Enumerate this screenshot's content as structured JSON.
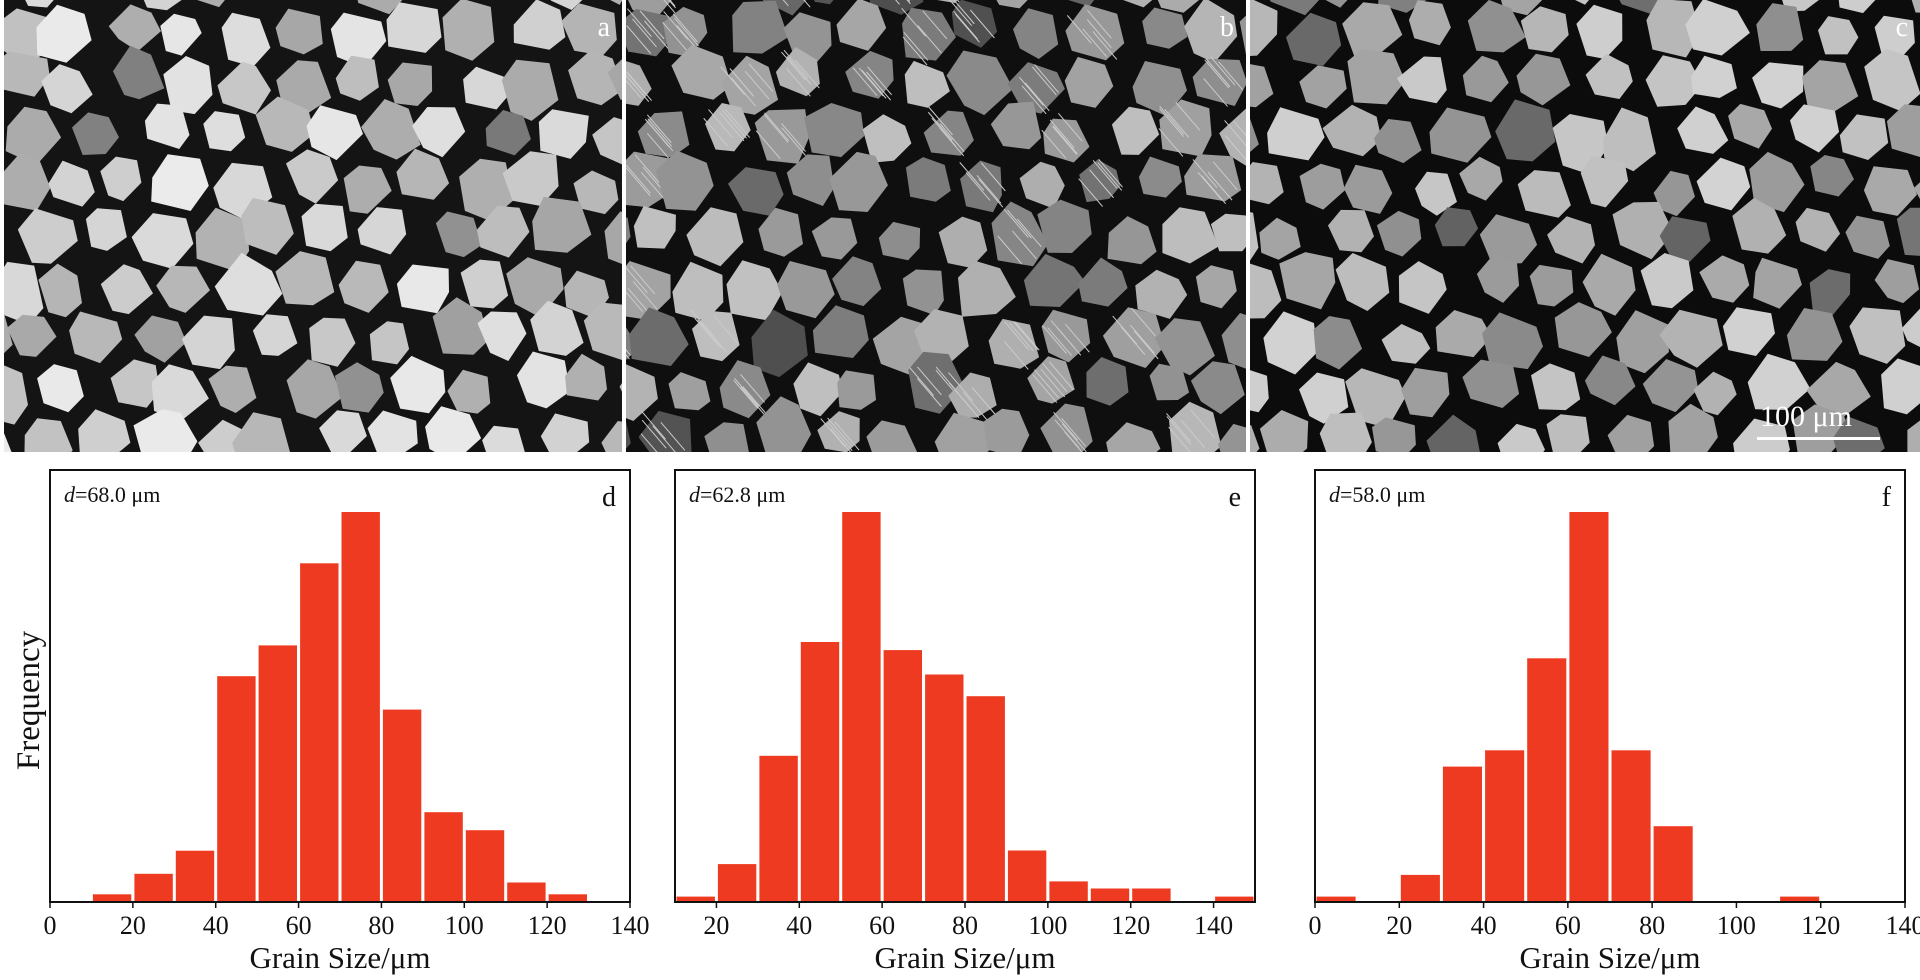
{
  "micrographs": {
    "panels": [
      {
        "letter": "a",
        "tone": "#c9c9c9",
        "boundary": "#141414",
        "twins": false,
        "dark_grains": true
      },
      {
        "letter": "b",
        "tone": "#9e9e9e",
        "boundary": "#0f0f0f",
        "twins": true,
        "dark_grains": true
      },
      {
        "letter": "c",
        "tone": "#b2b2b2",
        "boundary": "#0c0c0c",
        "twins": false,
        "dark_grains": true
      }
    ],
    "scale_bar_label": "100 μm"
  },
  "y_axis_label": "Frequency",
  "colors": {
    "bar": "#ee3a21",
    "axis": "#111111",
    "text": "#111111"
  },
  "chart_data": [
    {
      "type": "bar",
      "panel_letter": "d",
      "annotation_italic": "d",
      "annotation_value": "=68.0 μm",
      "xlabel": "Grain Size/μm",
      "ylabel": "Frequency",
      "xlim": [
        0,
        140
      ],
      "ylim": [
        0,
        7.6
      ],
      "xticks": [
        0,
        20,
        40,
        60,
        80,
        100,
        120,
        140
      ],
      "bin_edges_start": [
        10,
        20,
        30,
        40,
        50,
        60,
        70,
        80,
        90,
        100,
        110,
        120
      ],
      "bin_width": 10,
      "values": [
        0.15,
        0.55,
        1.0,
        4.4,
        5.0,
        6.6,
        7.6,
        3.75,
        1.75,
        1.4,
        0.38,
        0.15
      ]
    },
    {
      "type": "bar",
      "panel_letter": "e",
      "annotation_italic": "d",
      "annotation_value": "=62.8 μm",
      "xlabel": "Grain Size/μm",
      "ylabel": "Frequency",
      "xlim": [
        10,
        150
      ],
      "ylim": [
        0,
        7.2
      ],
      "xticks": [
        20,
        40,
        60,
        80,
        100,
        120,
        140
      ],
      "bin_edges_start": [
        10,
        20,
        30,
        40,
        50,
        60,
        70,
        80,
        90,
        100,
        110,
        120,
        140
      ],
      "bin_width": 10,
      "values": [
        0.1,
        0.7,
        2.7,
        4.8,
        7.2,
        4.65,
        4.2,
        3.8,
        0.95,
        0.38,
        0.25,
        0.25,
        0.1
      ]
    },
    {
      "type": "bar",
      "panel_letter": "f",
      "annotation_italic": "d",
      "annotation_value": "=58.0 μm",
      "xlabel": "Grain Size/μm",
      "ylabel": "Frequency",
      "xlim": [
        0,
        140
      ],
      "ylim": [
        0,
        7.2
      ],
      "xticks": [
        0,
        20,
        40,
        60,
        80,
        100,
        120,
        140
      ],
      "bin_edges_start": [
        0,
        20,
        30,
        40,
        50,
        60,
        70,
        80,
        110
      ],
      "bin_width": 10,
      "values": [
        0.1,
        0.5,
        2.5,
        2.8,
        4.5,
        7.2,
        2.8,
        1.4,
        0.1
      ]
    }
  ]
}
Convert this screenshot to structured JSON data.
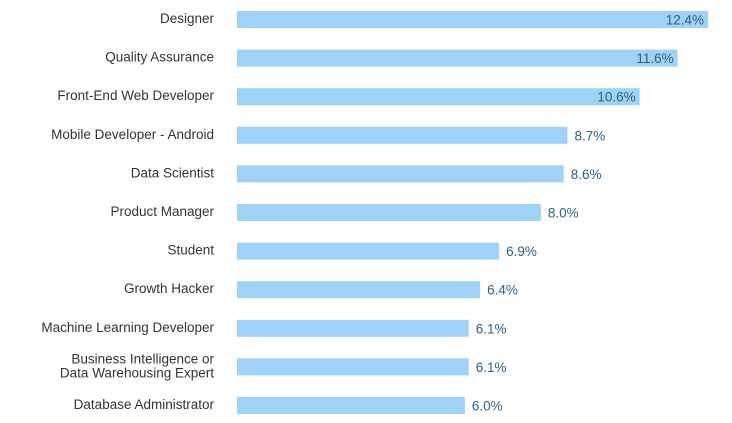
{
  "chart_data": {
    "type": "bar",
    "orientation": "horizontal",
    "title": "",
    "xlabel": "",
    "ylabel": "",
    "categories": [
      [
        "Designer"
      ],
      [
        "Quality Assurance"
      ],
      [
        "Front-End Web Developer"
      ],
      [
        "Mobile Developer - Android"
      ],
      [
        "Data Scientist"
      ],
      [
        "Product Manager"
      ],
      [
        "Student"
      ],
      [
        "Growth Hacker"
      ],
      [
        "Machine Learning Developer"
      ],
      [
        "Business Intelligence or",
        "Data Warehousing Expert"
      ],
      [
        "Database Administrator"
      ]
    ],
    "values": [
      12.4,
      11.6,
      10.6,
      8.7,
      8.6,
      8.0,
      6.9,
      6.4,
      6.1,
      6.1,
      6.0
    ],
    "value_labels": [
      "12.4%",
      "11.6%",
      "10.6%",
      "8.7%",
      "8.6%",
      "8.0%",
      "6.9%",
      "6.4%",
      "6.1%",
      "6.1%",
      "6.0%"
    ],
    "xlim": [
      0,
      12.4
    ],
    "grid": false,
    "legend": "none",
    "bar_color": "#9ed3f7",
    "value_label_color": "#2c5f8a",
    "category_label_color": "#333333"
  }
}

• • • • • • •

> **GIVEN INSTRUCTION**
Scan the records above and report how many lines include the word "this", without any other text.

> **THE SOLUTION**
2